▶ **SET PROBLEM**:
Copy the data word for word from its first line through the line containing "legend-swatch <box>2192 103 2289 150</box>", and include that line.
· · · ·
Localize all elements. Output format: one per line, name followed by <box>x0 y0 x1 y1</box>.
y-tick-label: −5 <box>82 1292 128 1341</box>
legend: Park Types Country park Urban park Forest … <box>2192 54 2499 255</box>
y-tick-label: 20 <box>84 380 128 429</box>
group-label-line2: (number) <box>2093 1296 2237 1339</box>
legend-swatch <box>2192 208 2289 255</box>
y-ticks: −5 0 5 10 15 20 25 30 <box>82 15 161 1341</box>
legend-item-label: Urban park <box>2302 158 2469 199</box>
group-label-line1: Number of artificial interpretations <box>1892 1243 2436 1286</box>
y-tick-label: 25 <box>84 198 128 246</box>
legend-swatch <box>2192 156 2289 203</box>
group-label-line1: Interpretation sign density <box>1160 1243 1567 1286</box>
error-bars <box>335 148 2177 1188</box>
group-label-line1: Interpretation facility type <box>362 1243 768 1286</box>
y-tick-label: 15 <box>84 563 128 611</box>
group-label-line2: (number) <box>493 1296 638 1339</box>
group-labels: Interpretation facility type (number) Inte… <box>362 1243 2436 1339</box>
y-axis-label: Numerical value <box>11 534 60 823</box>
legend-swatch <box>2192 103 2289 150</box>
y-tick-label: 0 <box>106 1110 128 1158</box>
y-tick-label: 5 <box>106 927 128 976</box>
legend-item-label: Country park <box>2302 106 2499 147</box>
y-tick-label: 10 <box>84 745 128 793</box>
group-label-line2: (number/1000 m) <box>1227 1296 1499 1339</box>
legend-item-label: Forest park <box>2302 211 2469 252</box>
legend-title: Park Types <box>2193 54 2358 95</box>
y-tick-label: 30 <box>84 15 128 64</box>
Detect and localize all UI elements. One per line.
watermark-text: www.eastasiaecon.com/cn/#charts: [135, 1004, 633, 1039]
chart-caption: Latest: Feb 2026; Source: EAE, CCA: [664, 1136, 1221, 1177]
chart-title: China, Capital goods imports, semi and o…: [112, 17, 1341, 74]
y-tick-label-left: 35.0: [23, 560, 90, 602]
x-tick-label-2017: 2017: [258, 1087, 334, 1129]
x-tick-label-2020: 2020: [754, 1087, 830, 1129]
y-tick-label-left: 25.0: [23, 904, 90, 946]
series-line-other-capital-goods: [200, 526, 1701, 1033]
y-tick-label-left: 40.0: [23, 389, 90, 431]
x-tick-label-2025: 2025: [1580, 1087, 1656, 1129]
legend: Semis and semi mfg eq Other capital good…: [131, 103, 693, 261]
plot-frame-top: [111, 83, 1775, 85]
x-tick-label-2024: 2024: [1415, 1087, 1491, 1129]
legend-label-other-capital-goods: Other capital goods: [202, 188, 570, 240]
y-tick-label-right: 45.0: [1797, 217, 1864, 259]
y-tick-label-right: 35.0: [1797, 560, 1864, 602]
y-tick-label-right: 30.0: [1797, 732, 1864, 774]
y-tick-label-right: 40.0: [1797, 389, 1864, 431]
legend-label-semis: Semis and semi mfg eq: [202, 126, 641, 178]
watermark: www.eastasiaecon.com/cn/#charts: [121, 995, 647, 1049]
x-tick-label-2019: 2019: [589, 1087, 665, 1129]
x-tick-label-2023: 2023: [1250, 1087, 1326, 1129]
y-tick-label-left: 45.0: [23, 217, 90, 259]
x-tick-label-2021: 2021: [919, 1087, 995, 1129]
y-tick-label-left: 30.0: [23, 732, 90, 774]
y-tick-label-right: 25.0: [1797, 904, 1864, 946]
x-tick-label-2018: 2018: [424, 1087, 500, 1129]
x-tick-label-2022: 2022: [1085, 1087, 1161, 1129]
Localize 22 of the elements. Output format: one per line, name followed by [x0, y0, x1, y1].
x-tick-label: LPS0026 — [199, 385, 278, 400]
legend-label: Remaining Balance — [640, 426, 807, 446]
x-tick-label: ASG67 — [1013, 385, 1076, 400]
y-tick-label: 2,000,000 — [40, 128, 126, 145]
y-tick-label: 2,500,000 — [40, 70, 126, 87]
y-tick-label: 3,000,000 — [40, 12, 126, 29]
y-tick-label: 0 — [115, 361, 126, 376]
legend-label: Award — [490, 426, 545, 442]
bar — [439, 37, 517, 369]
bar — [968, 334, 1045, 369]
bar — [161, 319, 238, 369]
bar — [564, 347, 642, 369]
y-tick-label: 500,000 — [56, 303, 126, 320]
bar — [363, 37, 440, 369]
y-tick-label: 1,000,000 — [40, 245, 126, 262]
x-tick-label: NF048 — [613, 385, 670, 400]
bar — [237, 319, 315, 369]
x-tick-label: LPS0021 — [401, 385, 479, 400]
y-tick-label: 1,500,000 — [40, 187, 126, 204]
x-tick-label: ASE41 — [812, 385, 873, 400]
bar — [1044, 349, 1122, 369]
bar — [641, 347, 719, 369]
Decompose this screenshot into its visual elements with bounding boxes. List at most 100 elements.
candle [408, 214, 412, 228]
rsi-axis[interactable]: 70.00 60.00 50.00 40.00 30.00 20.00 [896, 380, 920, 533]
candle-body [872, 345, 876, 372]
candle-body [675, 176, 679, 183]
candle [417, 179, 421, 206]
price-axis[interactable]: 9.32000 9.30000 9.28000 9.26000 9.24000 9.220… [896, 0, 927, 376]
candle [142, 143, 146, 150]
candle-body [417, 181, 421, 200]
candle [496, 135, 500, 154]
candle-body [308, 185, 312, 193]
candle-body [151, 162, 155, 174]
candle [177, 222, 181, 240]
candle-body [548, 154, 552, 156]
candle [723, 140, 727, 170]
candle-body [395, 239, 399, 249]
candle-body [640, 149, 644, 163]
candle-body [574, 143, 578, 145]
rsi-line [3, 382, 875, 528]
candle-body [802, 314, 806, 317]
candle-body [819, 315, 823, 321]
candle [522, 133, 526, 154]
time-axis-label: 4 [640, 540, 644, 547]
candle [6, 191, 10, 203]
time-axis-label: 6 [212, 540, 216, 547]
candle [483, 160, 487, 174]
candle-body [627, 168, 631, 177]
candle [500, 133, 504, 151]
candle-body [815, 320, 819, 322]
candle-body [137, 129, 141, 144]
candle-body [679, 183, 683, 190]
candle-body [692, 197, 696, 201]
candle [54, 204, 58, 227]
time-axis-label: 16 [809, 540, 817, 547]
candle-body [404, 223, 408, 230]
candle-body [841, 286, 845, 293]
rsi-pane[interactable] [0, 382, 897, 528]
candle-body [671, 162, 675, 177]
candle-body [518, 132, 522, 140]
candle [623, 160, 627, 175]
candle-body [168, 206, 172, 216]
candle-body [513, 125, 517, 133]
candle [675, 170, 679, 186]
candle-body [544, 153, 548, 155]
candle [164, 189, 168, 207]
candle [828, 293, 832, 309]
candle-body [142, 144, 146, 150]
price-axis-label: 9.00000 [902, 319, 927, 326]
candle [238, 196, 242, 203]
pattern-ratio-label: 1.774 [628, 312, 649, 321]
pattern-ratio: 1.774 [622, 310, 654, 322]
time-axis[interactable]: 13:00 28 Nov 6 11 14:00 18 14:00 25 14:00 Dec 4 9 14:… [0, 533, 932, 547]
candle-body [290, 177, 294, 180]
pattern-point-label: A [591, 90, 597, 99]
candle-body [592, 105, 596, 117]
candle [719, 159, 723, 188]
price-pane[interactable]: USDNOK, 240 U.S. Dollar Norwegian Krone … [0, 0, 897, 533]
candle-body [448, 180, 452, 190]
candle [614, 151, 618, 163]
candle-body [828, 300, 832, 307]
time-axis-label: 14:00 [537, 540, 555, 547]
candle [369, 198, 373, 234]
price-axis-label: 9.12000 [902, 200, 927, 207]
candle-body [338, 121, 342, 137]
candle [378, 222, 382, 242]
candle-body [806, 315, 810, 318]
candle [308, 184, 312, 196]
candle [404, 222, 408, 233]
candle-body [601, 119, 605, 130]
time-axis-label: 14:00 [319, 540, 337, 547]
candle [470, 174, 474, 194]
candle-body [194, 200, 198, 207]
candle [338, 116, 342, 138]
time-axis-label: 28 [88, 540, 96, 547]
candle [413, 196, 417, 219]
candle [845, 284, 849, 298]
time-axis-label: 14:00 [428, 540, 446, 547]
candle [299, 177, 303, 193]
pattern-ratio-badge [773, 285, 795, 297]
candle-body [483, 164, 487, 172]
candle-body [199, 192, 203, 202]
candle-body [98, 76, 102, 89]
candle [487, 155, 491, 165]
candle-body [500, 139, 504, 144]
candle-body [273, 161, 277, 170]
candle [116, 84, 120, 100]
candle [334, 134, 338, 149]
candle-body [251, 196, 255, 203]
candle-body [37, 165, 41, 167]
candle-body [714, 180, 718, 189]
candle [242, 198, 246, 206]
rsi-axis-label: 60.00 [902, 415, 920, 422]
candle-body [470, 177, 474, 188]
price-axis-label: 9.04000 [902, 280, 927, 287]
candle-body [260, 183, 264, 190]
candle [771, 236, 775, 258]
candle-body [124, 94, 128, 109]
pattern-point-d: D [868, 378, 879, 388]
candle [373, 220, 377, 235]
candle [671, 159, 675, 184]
· · · ·
▶ **REPLY**:
Localize all elements. Output format: one per line, name followed by <box>x0 y0 x1 y1</box>.
y-tick-label: −5 <box>82 1292 128 1341</box>
legend: Park Types Country park Urban park Forest … <box>2192 54 2499 255</box>
y-tick-label: 20 <box>84 380 128 429</box>
group-label-line2: (number) <box>2093 1296 2237 1339</box>
legend-swatch <box>2192 208 2289 255</box>
y-ticks: −5 0 5 10 15 20 25 30 <box>82 15 161 1341</box>
legend-item-label: Urban park <box>2302 158 2469 199</box>
group-label-line1: Number of artificial interpretations <box>1892 1243 2436 1286</box>
y-tick-label: 25 <box>84 198 128 246</box>
legend-swatch <box>2192 156 2289 203</box>
group-label-line1: Interpretation sign density <box>1160 1243 1567 1286</box>
error-bars <box>335 148 2177 1188</box>
group-label-line1: Interpretation facility type <box>362 1243 768 1286</box>
y-tick-label: 15 <box>84 563 128 611</box>
group-label-line2: (number) <box>493 1296 638 1339</box>
group-labels: Interpretation facility type (number) Inte… <box>362 1243 2436 1339</box>
y-axis-label: Numerical value <box>11 534 60 823</box>
legend-swatch <box>2192 103 2289 150</box>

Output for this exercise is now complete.